** Start of Data supplied **

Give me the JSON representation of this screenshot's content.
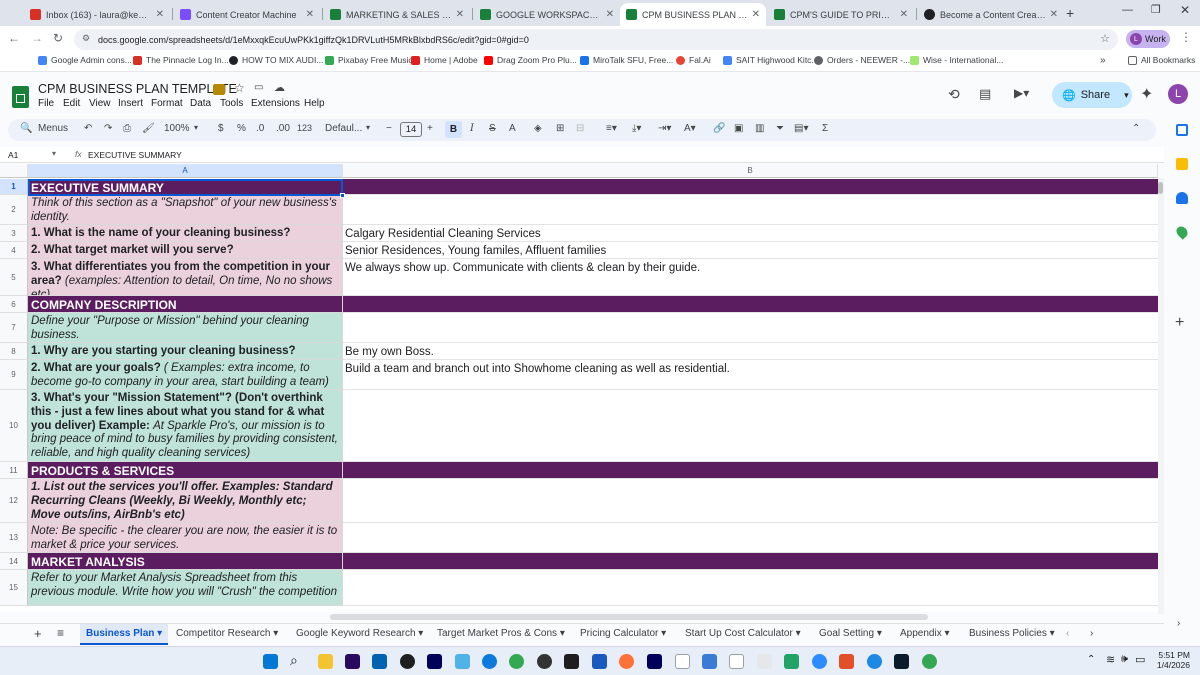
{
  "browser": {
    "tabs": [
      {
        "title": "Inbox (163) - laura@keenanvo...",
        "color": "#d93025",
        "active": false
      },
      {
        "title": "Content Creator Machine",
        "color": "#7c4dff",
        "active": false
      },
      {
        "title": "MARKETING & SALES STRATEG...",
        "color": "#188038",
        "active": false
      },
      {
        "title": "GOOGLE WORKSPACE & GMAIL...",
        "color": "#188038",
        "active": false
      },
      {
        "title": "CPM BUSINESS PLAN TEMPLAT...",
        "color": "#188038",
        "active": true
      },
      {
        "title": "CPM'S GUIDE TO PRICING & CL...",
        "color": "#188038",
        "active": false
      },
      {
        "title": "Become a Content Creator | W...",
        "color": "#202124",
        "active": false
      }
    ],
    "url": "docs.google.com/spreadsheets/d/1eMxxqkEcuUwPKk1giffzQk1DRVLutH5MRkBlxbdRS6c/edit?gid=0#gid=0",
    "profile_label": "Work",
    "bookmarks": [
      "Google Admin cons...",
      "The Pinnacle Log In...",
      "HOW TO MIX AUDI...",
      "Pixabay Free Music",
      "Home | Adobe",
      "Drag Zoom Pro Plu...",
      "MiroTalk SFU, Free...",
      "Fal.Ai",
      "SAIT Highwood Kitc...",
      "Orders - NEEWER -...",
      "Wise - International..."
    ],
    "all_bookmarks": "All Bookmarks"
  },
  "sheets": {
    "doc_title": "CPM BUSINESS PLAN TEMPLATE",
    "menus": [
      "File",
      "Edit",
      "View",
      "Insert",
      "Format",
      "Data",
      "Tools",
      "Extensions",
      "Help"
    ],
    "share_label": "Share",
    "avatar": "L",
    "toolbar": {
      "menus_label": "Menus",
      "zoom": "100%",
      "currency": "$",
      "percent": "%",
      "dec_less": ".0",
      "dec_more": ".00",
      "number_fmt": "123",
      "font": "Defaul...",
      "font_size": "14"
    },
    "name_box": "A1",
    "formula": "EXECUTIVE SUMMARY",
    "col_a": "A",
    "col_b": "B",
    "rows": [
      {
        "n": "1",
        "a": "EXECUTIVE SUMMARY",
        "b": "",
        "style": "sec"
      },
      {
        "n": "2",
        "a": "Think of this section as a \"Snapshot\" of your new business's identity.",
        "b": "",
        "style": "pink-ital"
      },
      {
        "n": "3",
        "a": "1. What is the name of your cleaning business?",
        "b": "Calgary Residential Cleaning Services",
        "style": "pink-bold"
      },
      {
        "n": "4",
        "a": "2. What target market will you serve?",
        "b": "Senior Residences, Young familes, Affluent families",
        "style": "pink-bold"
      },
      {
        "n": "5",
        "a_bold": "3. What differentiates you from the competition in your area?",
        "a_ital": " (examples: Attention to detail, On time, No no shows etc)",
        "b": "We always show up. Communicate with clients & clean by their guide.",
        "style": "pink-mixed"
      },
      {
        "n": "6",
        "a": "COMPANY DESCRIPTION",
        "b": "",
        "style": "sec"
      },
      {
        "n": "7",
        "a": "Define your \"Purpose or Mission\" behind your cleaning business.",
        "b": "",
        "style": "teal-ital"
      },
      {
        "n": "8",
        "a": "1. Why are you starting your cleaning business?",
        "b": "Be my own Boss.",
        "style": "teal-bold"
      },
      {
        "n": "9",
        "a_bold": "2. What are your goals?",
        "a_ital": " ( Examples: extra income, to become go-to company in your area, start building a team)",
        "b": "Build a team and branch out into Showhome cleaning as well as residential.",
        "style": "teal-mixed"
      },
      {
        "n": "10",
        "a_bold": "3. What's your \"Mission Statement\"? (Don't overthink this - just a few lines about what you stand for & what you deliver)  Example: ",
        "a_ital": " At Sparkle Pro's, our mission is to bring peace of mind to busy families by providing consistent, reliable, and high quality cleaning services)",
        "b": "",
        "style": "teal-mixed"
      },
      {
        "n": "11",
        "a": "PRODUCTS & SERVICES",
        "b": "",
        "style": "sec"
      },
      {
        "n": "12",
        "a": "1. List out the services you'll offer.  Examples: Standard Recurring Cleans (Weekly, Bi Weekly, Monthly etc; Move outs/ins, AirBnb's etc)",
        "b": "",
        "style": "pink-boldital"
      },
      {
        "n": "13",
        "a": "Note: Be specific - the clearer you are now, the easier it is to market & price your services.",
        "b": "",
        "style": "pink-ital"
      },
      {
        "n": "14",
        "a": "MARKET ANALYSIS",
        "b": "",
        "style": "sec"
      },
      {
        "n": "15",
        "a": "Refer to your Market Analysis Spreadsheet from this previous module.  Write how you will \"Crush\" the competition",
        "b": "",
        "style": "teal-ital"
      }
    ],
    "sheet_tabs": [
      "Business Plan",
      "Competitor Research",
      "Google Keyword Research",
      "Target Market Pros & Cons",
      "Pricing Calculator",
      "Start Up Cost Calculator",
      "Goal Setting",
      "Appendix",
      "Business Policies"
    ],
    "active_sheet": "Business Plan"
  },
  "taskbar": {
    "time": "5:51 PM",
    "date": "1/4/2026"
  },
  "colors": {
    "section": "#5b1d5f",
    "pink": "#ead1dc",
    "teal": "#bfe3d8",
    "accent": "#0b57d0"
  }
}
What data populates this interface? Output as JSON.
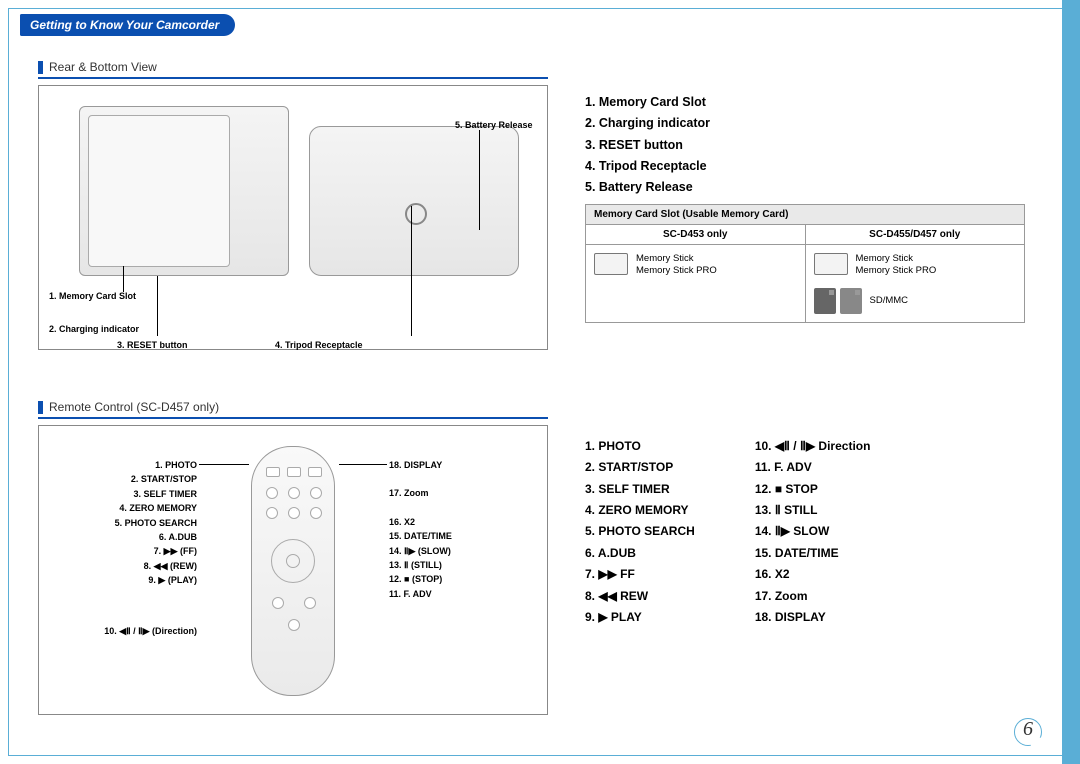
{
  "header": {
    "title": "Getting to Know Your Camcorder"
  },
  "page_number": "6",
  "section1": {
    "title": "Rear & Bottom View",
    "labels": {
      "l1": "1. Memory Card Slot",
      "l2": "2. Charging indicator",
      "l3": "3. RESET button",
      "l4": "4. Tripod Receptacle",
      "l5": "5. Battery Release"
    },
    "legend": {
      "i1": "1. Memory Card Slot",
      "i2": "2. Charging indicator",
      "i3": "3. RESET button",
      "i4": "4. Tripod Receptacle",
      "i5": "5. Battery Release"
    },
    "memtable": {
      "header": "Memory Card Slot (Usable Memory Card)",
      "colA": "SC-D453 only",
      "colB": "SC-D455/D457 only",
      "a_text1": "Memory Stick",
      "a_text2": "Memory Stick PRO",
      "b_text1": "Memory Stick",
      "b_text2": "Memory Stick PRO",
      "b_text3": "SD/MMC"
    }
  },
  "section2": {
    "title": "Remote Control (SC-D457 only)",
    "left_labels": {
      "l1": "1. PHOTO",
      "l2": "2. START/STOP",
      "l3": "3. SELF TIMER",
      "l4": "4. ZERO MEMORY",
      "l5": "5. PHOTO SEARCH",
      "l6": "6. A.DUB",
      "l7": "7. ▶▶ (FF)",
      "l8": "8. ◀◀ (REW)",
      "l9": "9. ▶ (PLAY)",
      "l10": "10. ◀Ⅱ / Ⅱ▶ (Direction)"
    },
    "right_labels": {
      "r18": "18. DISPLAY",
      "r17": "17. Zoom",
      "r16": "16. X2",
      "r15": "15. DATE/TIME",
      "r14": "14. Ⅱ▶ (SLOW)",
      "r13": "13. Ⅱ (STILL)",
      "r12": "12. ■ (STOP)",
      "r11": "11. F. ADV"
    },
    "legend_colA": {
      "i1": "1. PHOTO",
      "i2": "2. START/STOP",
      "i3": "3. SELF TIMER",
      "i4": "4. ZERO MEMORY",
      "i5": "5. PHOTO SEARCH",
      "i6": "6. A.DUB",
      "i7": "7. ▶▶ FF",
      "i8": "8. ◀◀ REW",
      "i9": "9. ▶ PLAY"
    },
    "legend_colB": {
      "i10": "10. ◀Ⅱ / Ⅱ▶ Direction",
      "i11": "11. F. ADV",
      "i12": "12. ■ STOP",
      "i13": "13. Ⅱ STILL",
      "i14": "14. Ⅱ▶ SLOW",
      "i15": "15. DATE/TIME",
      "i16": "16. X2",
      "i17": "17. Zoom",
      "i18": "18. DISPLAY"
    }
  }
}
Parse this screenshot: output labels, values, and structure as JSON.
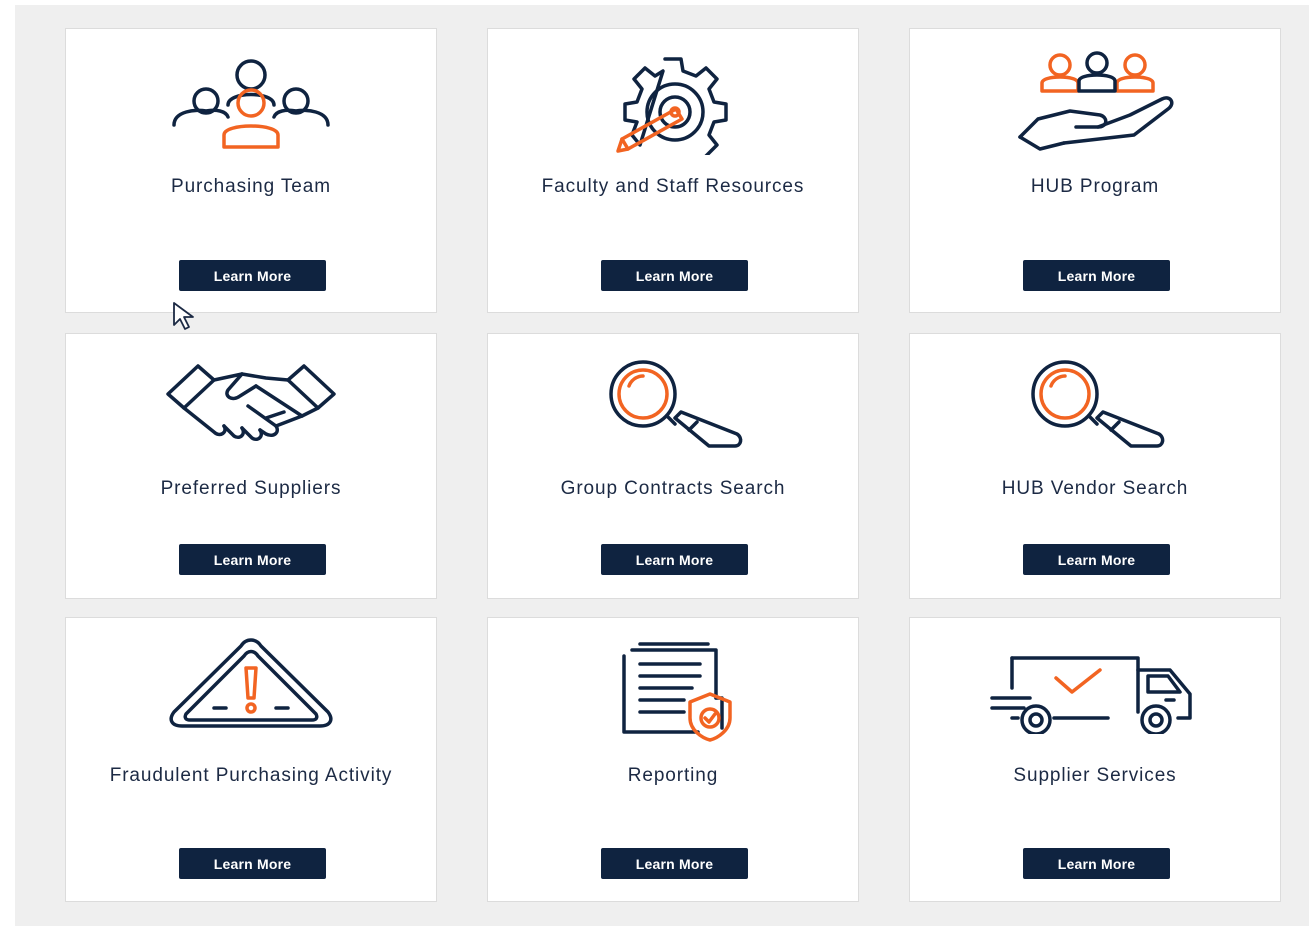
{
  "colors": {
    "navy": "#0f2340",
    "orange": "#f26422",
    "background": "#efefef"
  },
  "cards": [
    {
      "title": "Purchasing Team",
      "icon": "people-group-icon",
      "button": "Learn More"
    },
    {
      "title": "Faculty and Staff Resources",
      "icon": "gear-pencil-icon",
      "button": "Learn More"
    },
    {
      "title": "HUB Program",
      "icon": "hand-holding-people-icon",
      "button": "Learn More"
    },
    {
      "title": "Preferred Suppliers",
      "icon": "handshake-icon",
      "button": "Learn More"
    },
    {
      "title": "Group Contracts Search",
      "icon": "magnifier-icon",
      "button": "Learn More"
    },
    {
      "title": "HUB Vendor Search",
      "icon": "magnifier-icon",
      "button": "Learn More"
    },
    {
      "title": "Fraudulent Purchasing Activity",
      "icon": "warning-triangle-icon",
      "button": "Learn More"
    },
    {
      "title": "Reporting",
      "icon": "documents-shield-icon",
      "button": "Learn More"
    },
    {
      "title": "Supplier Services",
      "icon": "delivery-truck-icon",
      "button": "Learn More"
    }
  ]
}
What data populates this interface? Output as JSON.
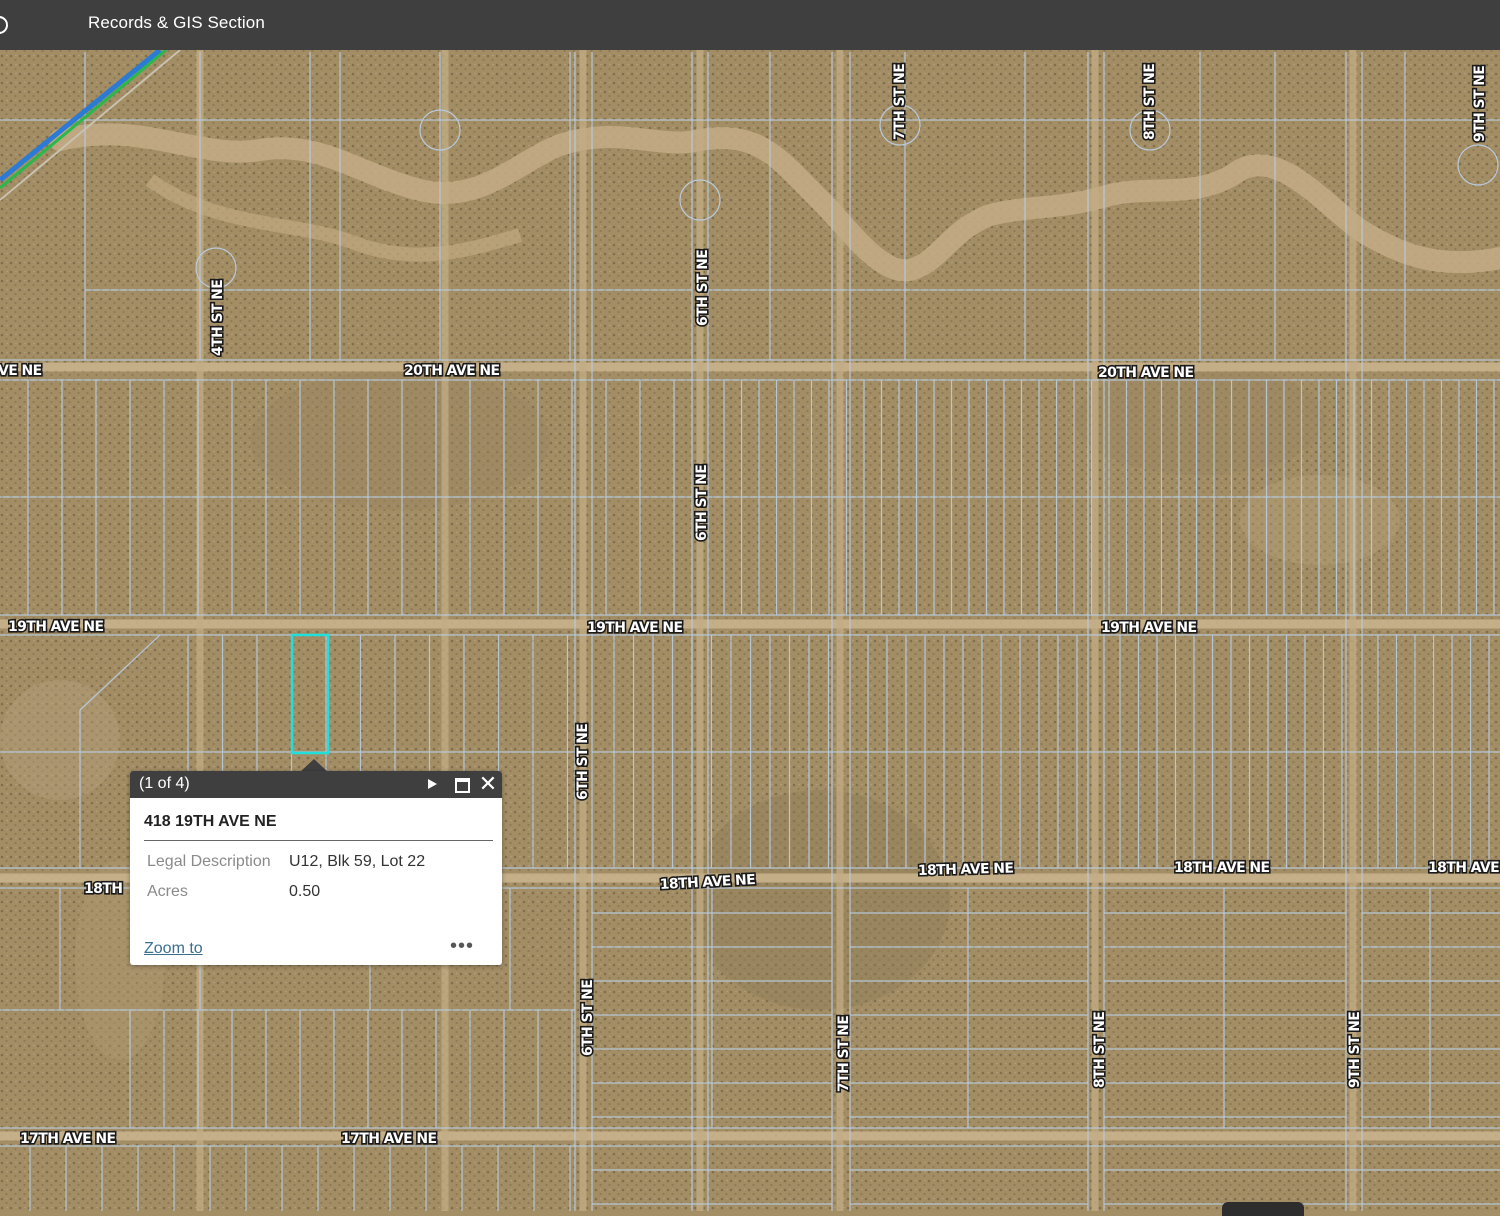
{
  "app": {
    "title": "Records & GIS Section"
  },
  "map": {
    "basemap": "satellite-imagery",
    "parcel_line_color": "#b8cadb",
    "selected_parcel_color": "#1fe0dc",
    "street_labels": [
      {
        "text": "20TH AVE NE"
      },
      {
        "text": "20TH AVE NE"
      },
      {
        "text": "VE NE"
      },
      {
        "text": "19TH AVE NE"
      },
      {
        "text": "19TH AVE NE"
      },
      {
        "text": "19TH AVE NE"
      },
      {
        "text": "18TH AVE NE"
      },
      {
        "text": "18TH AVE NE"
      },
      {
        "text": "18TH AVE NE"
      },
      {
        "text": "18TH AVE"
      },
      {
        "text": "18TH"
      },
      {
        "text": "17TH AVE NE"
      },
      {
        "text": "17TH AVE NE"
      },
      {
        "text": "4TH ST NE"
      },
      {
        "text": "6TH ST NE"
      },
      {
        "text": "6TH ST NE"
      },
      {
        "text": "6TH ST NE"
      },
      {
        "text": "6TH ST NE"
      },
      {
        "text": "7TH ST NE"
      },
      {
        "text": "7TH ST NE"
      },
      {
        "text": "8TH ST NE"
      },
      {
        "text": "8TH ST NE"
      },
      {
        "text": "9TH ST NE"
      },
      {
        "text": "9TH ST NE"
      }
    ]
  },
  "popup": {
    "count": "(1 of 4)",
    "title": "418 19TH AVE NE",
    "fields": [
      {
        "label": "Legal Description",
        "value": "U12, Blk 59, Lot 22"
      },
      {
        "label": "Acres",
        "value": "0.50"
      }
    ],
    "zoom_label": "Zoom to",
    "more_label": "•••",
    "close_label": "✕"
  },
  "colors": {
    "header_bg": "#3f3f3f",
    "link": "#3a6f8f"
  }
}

** End of Data supplied **

● Task statement
Tally the lines of the listing above that include the word "Release". Answer with the number alone.

● Answer to the task
2